▶ [SELECTED EXTRACT]:
⟨

Performances run October 5-22.
Returning for its seventh annual Free Shout-Out Shakespeare Series, Tennessee Shakespeare Company (TSC) steps onto a mystical isle with The Tempest in ten different outdoor venues throughout the Shelby County area for free October 5-22. And for the first time in the Series’ history, The Tempest also will play indoors on TSC’s Tabor Stage for its two final performances for half-priced admission on October 28 and 29.
The Free Shout-Out Shakespeare Series, which launches TSC’s 16th season, is generously sponsored by Evans Petree PC, the National Endowment for the Arts, and the Shakespeare Fund of Theater League of Kansas City.
Outdoor performances are free and open to the public. No tickets or reservations are required: first-come/first-seated. Patrons are encouraged to bring a chair or blanket for seating, and to picnic. Indoor Tabor Stage performances require reservations by contacting TSC’s Box Office at tnshakespeare.org or (901) 759-0604.
Directed by TSC Founder and Producing Artistic Director Dan McCleary, this 90-minute production of William Shakespeare’s final romance features a thirteen-actor ensemble that includes founding member Michael Khanlarian as Prospero and TSC veterans Lauren Gunn, Stuart Heyman, and Nicolas Dureaux Picou. The ensemble also includes TSC’s inaugural Classical Theatre Apprentice Company.
This production will be played in the period Shakespeare wrote it and with all of the music and songs authored. The design team includes Jeremy Allen Fisher (scenic and lighting design), Allison White (costume design), Kristen Fisher (properties design), and Joe Johnson (sound design).
The Series spans four weeks this year, opening on October 5 outdoors at Wiseacre Brewery’s Downtown location on B.B. King Boulevard. New venues this season include Woodlawn in LaGrange, TN, Davies Manor in Bartlett, and a jubilant return to St. George’s Episcopal Church in Germantown, where TSC’s first performances were held in 2008. Returning venues include Bartlett Performing Arts Center (outdoors), Collierville Town Square, Dixon Gallery & Gardens, Overton Park Shell, Overton Square’s Chimes Square Amphitheatre, and Wiseacre Brewery’s Broad Avenue location.

⟩

▶ [STATED EXERCISE 1]: Transcribe the passage of the Tempest announcement starting with "Outdoor performances are" and going on through "Theatre Apprentice Company.".
▶ [STATED EXERCISE 2]: Translate this sentence from the Tempest announcement into Spanish: "Patrons are encouraged to bring a chair or blanket for seating, and to picnic."

▶ [EXCERPTED DATA]:

⟨

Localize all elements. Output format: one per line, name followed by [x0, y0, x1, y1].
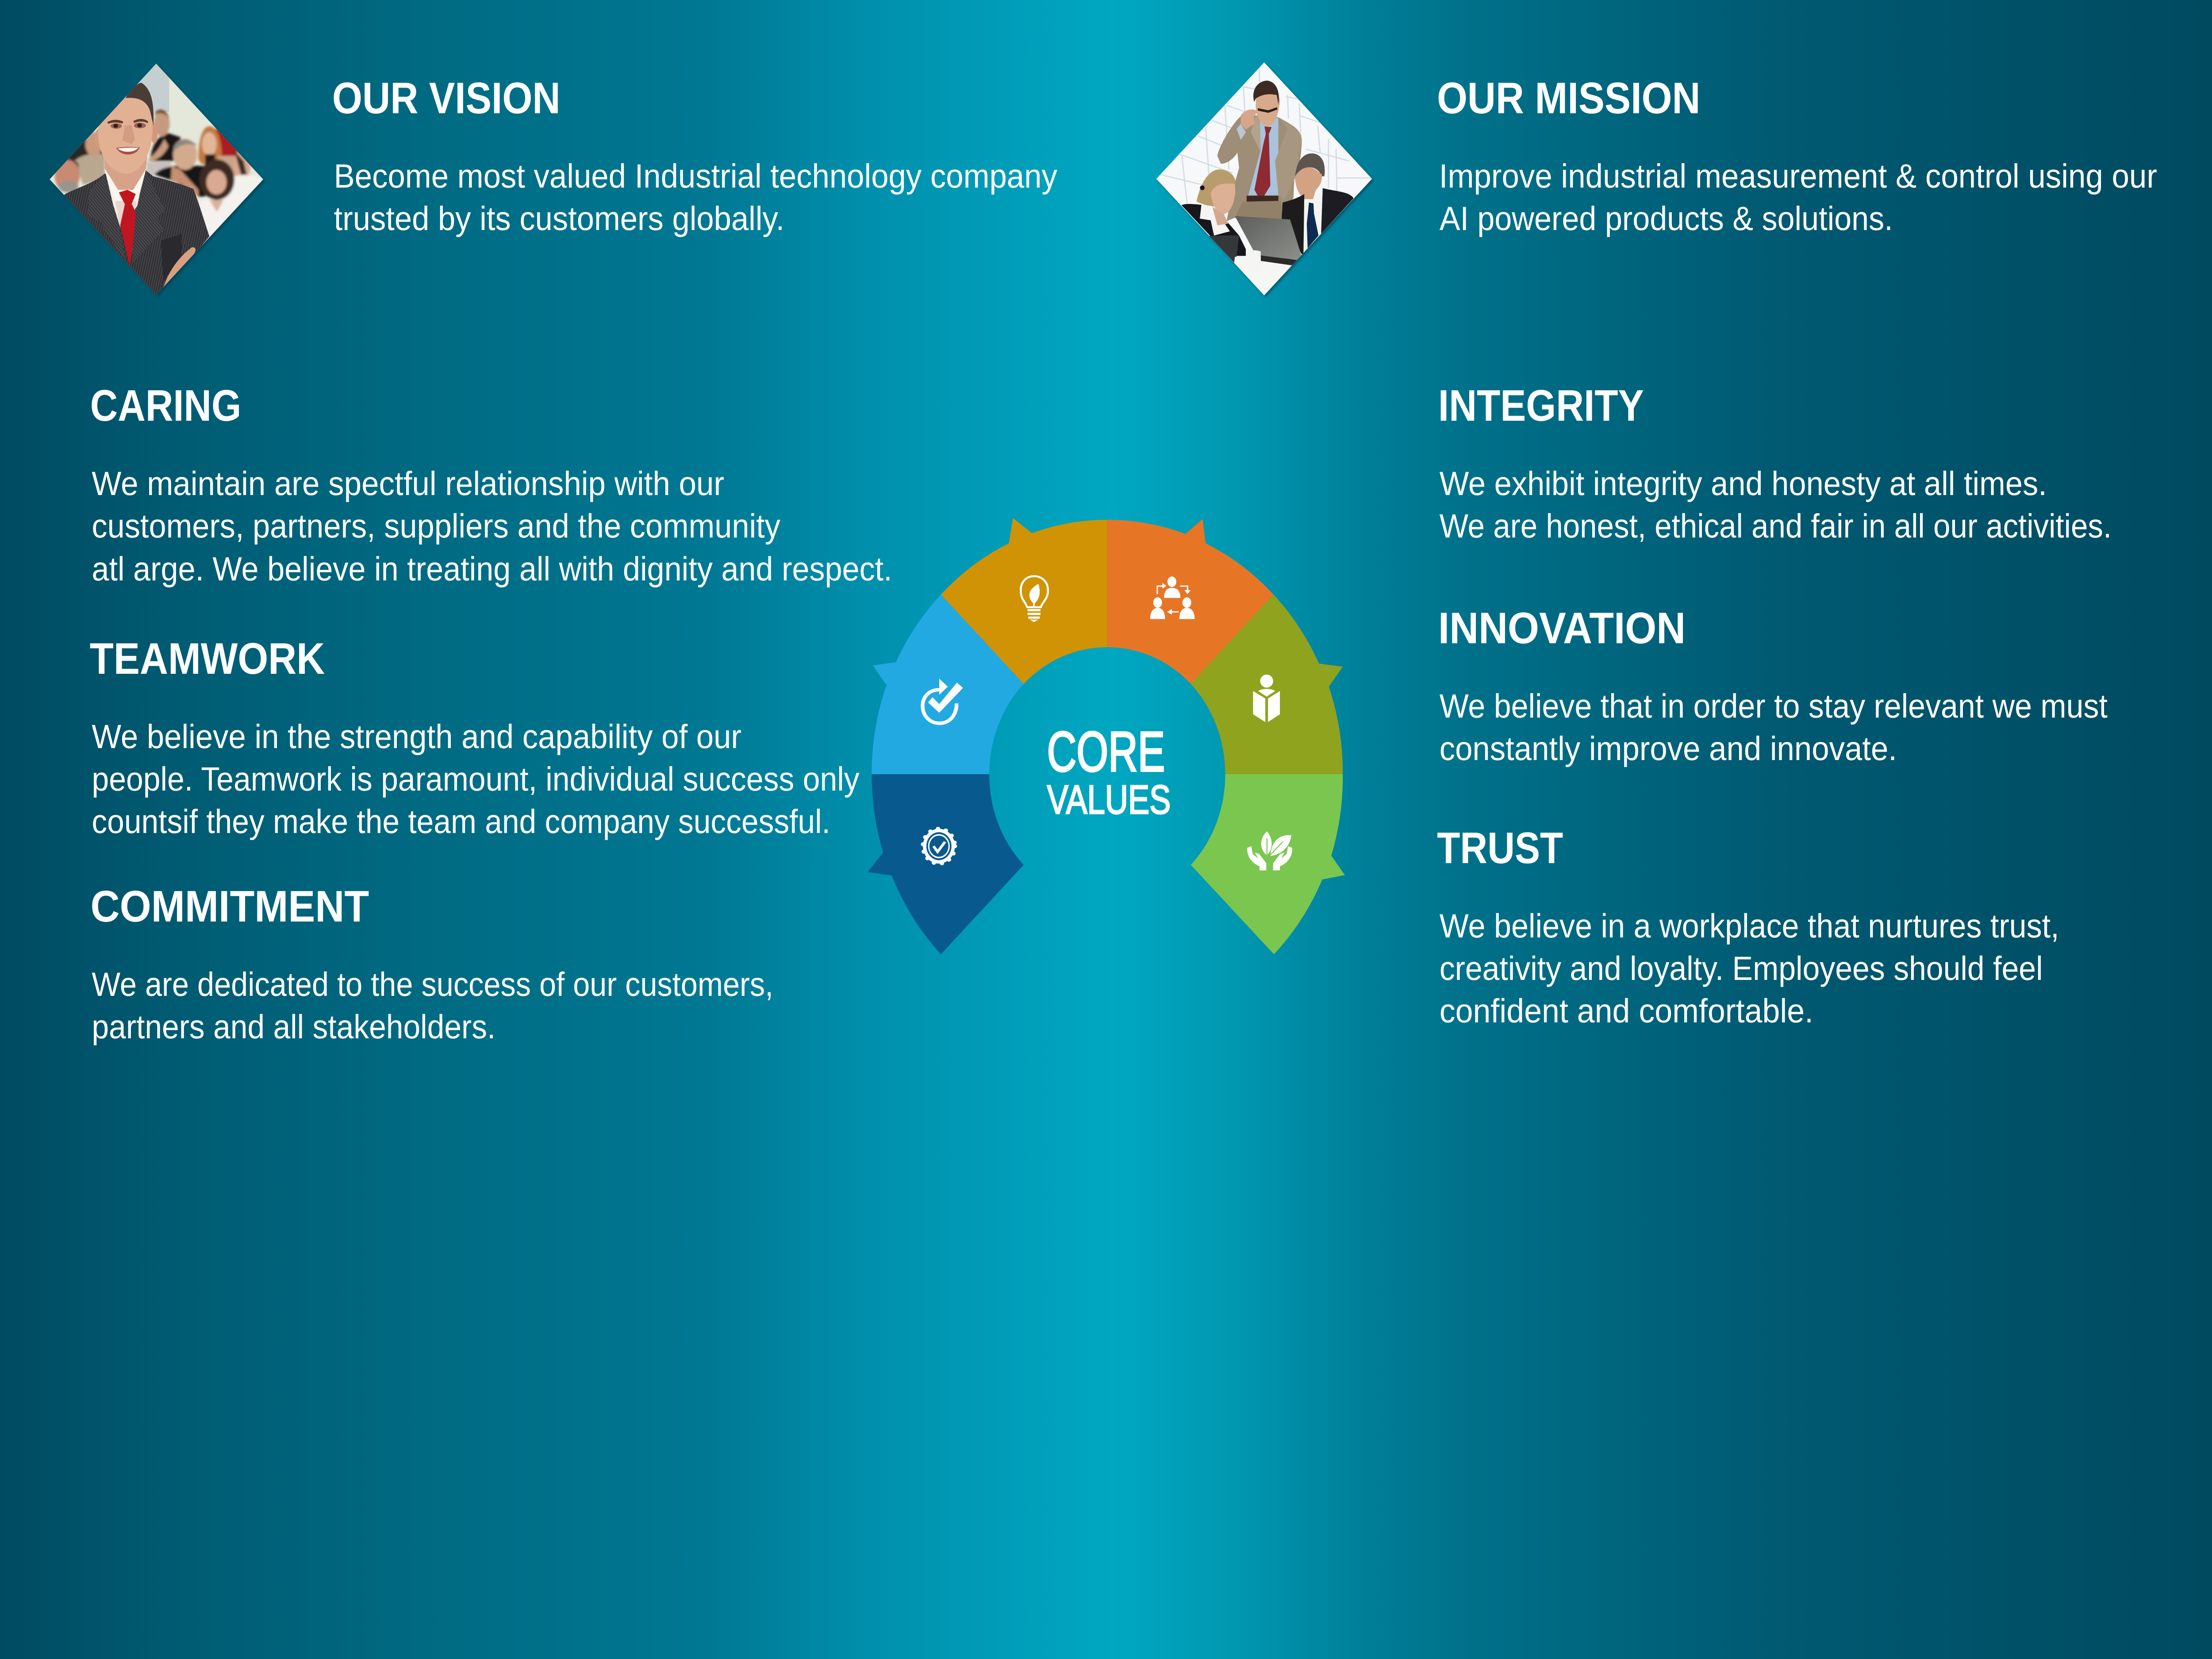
- heading: commitment: COMMITMENT: [91, 882, 369, 931]
- text: innovation description: We believe that in order to stay relevant we must: [1440, 687, 2108, 725]
- text: caring description: [92, 465, 892, 588]
- text: vision statement: [334, 157, 1057, 238]
- text: caring description: customers, partners, suppliers and the community: [92, 507, 780, 545]
- text: innovation description: constantly improve and innovate.: [1440, 730, 1897, 768]
- panel: our mission: [1437, 73, 2157, 238]
- text: caring description: We maintain are spectful relationship with our: [92, 465, 724, 503]
- text: integrity description: We are honest, ethical and fair in all our activities.: [1440, 507, 2112, 545]
- heading: trust: TRUST: [1437, 823, 1563, 873]
- heading: our mission: OUR MISSION: [1437, 73, 1701, 123]
- panel: teamwork: [90, 634, 860, 841]
- panel: trust: [1437, 823, 2059, 1030]
- text: vision statement: Become most valued Industrial technology company: [334, 157, 1057, 195]
- text: mission statement: AI powered products & solutions.: [1440, 200, 1893, 238]
- segment: light blue: [872, 595, 1024, 774]
- text: teamwork description: people. Teamwork is paramount, individual success only: [92, 760, 860, 798]
- photo: businessman with audience: [41, 61, 267, 298]
- heading: teamwork: TEAMWORK: [90, 634, 325, 684]
- text: teamwork description: [92, 718, 860, 841]
- text: commitment description: We are dedicated to the success of our customers,: [92, 966, 773, 1003]
- icon: light bulb with leaf: [1021, 576, 1048, 622]
- icon: person reading book: [1253, 675, 1280, 722]
- segment: dark blue: [868, 774, 1024, 954]
- panel: caring: [90, 381, 892, 588]
- segment: olive: [1191, 595, 1343, 774]
- heading: integrity: INTEGRITY: [1438, 381, 1644, 430]
- heading: our vision: OUR VISION: [332, 73, 561, 123]
- text: trust description: confident and comfortable.: [1440, 992, 1813, 1030]
- heading: innovation: INNOVATION: [1438, 603, 1686, 653]
- text: trust description: We believe in a workplace that nurtures trust,: [1440, 907, 2059, 945]
- text: teamwork description: We believe in the strength and capability of our: [92, 718, 741, 756]
- icon: team cycle: [1150, 576, 1194, 619]
- text: teamwork description: countsif they make the team and company successful.: [92, 803, 830, 841]
- label: core values: CORE: [1047, 720, 1165, 783]
- text: caring description: atl arge. We believe in treating all with dignity and respect.: [92, 550, 892, 588]
- label: core values: VALUES: [1047, 777, 1171, 822]
- segment: green: [1191, 774, 1345, 954]
- text: integrity description: [1440, 465, 2112, 545]
- photo: team around laptop: [1154, 59, 1375, 298]
- panel: commitment: [91, 882, 773, 1046]
- label: core values: [1047, 720, 1171, 822]
- heading: caring: CARING: [90, 381, 241, 430]
- text: commitment description: [92, 966, 773, 1046]
- icon: badge with check: [923, 829, 955, 864]
- icon: circular check: [922, 679, 963, 723]
- chart: core values wheel: [868, 518, 1345, 954]
- text: integrity description: We exhibit integrity and honesty at all times.: [1440, 465, 2047, 503]
- icon: hands holding plant: [1247, 831, 1292, 870]
- text: trust description: [1440, 907, 2059, 1030]
- text: mission statement: Improve industrial measurement & control using our: [1439, 157, 2157, 195]
- segment: gold: [941, 518, 1107, 684]
- text: trust description: creativity and loyalty. Employees should feel: [1440, 950, 2043, 987]
- panel: innovation: [1438, 603, 2108, 768]
- text: commitment description: partners and all stakeholders.: [92, 1008, 495, 1046]
- text: mission statement: [1439, 157, 2157, 238]
- text: innovation description: [1440, 687, 2108, 768]
- panel: integrity: [1438, 381, 2112, 545]
- segment: orange: [1107, 519, 1274, 684]
- panel: our vision: [332, 73, 1057, 238]
- text: vision statement: trusted by its customers globally.: [334, 200, 784, 238]
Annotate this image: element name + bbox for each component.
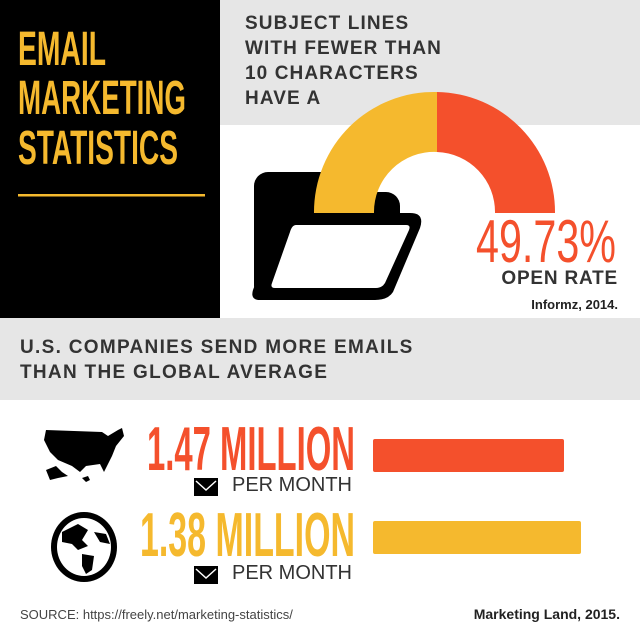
bar: US: [373, 439, 564, 472]
label: per month 1: PER MONTH: [232, 474, 352, 496]
panel: title block: [0, 0, 220, 318]
heading: subject lines: [245, 13, 442, 109]
source: marketing land: Marketing Land, 2015.: [474, 606, 620, 622]
icon: globe: [51, 512, 117, 582]
gauge yellow: [314, 92, 437, 213]
heading: US companies: [20, 337, 414, 383]
label: per month 2: PER MONTH: [232, 562, 352, 584]
icon: US map: [44, 428, 124, 482]
label: open rate: OPEN RATE: [501, 268, 618, 289]
heading: subject lines: WITH FEWER THAN: [245, 38, 442, 59]
title: EMAIL: [18, 23, 106, 76]
source: informz: Informz, 2014.: [531, 297, 618, 312]
bar: global: [373, 521, 581, 554]
heading: US companies: U.S. COMPANIES SEND MORE EMAILS: [20, 337, 414, 358]
heading: subject lines: SUBJECT LINES: [245, 13, 409, 34]
gauge red: [437, 92, 555, 213]
grey section band: [0, 318, 640, 400]
heading: US companies: THAN THE GLOBAL AVERAGE: [20, 362, 328, 383]
heading: subject lines: 10 CHARACTERS: [245, 63, 419, 84]
heading: subject lines: HAVE A: [245, 88, 321, 109]
icon: folder: [252, 172, 421, 300]
title: [18, 23, 205, 196]
grey top band: [220, 0, 640, 125]
chart: half donut gauge with folder: [252, 92, 616, 300]
source text: SOURCE: https://freely.net/marketing-statistics/: [20, 607, 293, 622]
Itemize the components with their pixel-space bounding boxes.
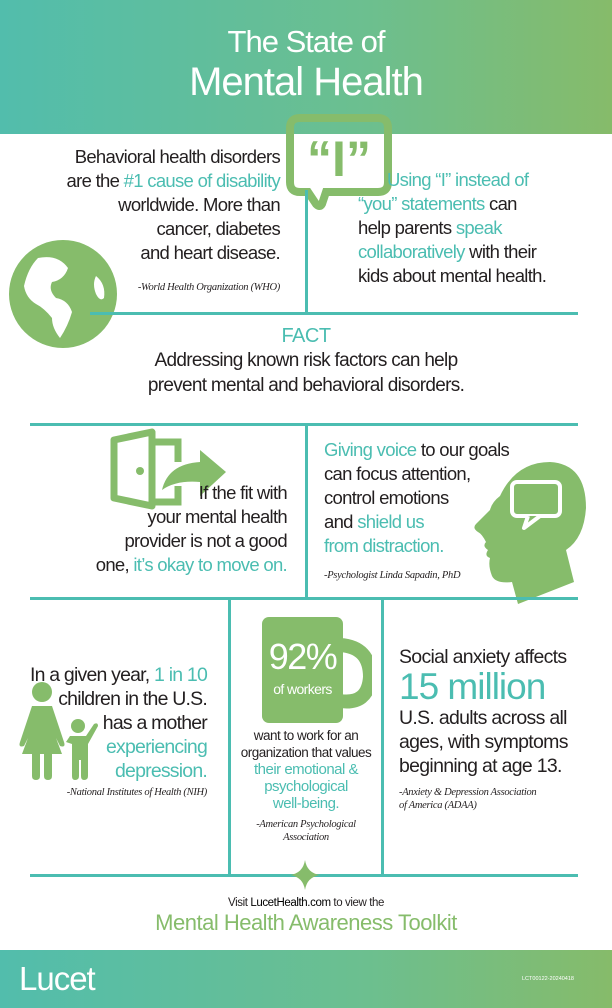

⟩

▶ [WORKED SOLUTION 1]:
Outdoor performances are free and open to the public. No tickets or reservations are required: first-come/first-seated. Patrons are encouraged to bring a chair or blanket for seating, and to picnic. Indoor Tabor Stage performances require reservations by contacting TSC’s Box Office at tnshakespeare.org or (901) 759-0604.
Directed by TSC Founder and Producing Artistic Director Dan McCleary, this 90-minute production of William Shakespeare’s final romance features a thirteen-actor ensemble that includes founding member Michael Khanlarian as Prospero and TSC veterans Lauren Gunn, Stuart Heyman, and Nicolas Dureaux Picou. The ensemble also includes TSC’s inaugural Classical Theatre Apprentice Company.

▶ [WORKED SOLUTION 2]: Se anima a los asistentes a traer una silla o una manta para sentarse, y a hacer un pícnic.